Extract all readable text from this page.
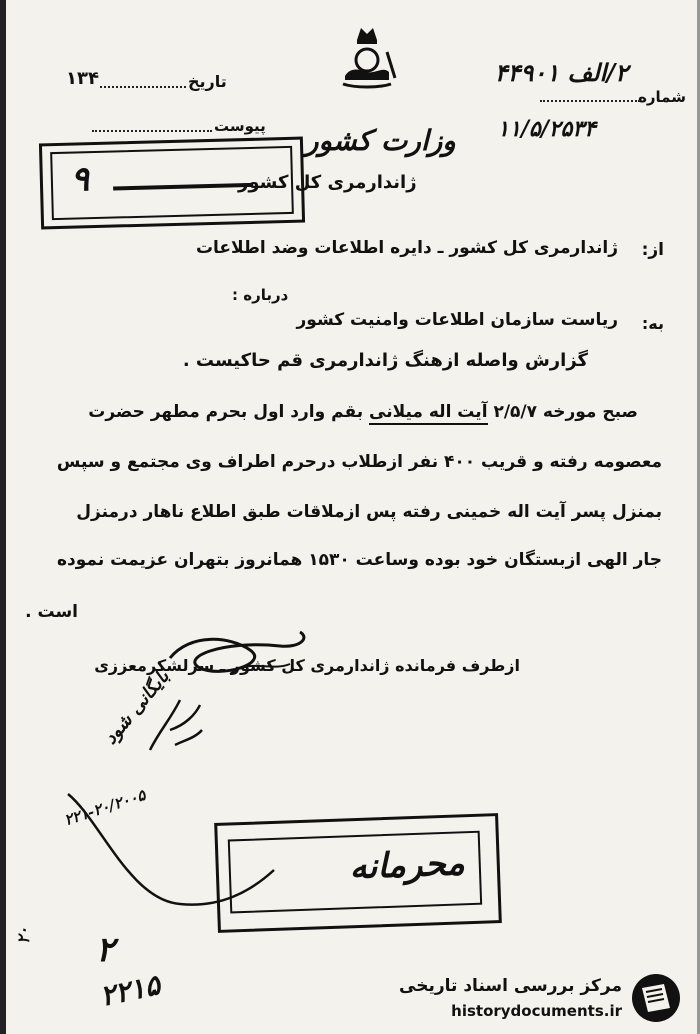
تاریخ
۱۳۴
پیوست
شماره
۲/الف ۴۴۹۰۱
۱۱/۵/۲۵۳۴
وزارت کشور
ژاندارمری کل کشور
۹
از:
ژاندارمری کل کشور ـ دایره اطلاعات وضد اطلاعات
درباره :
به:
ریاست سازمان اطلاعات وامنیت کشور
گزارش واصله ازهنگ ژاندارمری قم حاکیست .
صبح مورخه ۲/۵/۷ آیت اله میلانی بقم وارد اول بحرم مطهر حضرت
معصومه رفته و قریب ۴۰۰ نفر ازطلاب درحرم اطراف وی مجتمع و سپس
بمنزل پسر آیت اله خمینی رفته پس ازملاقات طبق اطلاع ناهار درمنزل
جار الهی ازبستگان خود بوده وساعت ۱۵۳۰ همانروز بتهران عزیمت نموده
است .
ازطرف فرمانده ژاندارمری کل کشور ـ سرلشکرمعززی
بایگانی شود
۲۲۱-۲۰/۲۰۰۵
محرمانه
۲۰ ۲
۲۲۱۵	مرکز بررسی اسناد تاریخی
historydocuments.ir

— Instructions to follow —
Without the pictures, restate each entry exactly.

— Right answer —
Extract all readable text from this page.
تاریخ
۱۳۴
پیوست
شماره
۲/الف ۴۴۹۰۱
۱۱/۵/۲۵۳۴
وزارت کشور
ژاندارمری کل کشور
۹
از:
ژاندارمری کل کشور ـ دایره اطلاعات وضد اطلاعات
درباره :
به:
ریاست سازمان اطلاعات وامنیت کشور
گزارش واصله ازهنگ ژاندارمری قم حاکیست .
صبح مورخه ۲/۵/۷ آیت اله میلانی بقم وارد اول بحرم مطهر حضرت
معصومه رفته و قریب ۴۰۰ نفر ازطلاب درحرم اطراف وی مجتمع و سپس
بمنزل پسر آیت اله خمینی رفته پس ازملاقات طبق اطلاع ناهار درمنزل
جار الهی ازبستگان خود بوده وساعت ۱۵۳۰ همانروز بتهران عزیمت نموده
است .
ازطرف فرمانده ژاندارمری کل کشور ـ سرلشکرمعززی
بایگانی شود
۲۲۱-۲۰/۲۰۰۵
محرمانه
۲۰ ۲
۲۲۱۵	مرکز بررسی اسناد تاریخی
historydocuments.ir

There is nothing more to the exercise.